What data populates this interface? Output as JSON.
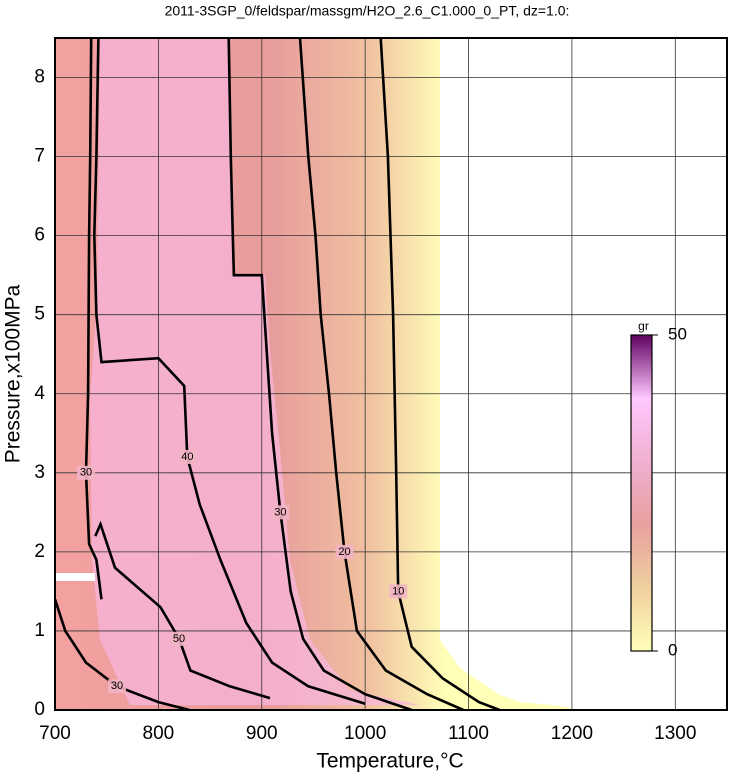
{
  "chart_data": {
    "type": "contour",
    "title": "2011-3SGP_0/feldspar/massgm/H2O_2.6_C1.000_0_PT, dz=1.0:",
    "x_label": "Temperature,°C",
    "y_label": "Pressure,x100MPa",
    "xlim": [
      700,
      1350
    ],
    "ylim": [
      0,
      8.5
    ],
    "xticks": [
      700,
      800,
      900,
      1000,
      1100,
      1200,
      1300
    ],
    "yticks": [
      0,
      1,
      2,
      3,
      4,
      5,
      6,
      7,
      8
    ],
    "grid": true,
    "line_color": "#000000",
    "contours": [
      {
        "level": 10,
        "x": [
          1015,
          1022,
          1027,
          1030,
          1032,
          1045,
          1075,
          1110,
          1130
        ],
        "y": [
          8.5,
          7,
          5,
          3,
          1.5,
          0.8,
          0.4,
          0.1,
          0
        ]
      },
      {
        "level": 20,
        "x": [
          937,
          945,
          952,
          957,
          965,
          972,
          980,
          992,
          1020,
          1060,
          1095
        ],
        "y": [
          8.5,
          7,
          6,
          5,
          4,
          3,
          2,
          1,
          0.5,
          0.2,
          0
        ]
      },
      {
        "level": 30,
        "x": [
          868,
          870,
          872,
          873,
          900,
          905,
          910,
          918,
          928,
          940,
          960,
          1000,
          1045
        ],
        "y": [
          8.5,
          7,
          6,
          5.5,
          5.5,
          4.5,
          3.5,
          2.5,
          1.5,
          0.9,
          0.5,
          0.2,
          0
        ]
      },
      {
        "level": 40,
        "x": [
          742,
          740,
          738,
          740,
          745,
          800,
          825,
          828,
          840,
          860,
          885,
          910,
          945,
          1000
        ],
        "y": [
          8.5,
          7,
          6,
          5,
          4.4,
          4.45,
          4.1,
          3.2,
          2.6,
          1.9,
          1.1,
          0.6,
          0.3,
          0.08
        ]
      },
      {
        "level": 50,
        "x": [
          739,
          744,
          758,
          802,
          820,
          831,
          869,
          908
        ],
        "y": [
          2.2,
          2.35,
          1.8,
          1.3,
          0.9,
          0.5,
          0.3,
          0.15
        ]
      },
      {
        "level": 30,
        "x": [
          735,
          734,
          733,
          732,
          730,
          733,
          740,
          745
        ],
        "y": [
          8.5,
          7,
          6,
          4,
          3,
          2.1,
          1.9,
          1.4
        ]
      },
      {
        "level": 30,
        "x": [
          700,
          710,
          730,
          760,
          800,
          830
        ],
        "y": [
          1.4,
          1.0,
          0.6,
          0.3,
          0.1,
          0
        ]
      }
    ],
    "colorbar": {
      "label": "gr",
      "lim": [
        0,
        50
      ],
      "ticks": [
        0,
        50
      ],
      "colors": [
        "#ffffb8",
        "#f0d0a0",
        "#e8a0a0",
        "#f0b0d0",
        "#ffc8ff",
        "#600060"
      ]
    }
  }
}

--

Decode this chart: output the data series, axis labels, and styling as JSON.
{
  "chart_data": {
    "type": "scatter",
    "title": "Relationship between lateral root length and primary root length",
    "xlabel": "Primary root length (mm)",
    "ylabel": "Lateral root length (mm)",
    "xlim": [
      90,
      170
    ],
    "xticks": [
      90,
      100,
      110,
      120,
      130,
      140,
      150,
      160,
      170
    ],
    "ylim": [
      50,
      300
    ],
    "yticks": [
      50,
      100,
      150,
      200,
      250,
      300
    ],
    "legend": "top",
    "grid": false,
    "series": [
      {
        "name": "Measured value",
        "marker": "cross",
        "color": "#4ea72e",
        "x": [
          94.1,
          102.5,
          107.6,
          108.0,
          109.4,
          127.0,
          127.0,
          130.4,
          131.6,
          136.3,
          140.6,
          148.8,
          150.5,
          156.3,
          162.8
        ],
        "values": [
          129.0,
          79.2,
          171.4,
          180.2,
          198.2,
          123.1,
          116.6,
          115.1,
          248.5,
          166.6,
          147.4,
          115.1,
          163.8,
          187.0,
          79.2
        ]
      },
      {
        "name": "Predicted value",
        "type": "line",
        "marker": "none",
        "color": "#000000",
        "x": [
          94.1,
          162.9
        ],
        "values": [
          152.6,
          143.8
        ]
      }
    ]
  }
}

--

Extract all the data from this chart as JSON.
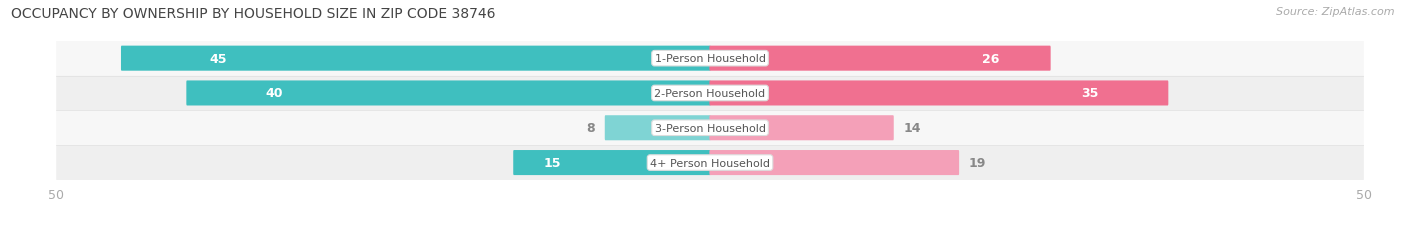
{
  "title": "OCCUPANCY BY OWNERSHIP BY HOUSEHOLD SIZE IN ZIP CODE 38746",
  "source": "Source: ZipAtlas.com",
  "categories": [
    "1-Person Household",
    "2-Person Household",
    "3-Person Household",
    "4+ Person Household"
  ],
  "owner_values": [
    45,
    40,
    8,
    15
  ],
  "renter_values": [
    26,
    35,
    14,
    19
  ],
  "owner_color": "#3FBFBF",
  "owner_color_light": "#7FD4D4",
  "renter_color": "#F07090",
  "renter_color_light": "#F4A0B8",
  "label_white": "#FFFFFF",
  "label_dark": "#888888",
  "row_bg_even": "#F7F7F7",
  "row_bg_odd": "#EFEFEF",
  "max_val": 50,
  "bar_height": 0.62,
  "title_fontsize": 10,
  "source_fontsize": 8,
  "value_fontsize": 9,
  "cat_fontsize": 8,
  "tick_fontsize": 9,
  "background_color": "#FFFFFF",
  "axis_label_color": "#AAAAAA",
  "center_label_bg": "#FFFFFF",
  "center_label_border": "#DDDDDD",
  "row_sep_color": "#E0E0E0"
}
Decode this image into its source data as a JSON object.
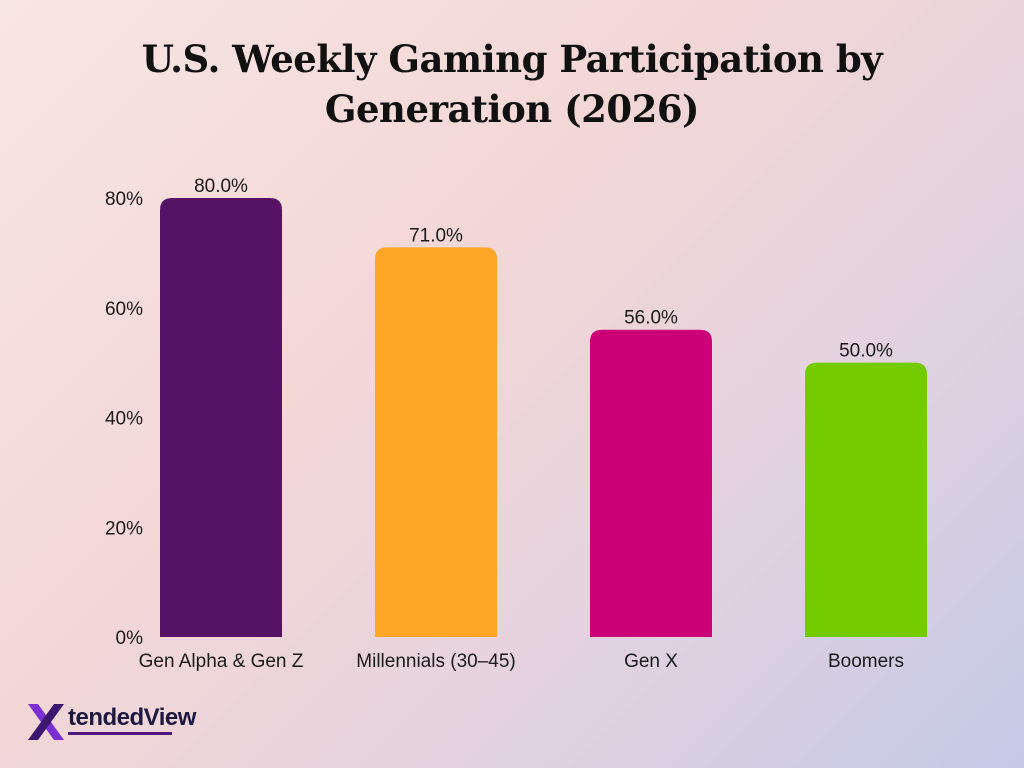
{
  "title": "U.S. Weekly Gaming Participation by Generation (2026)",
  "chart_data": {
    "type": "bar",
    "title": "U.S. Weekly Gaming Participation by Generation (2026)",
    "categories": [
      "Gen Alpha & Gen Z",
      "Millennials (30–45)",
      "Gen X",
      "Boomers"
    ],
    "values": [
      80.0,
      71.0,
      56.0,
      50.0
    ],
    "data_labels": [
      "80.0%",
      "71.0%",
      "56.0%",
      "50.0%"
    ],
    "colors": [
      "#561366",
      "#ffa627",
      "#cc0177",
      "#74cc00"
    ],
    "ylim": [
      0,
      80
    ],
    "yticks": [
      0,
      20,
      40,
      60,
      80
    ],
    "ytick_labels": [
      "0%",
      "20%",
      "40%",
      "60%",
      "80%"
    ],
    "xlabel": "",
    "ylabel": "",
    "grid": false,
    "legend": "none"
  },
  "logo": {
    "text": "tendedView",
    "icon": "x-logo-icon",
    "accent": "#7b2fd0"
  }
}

• [GOAL] All lines above containing the string "this" are to be collected.

• [EXERCISE RESULT]
What data populates this interface? Output as JSON.
Decode this chart: output the data series, axis labels, and styling as JSON.
Extract all the data from this chart as JSON.
Decode this image into its source data as a JSON object.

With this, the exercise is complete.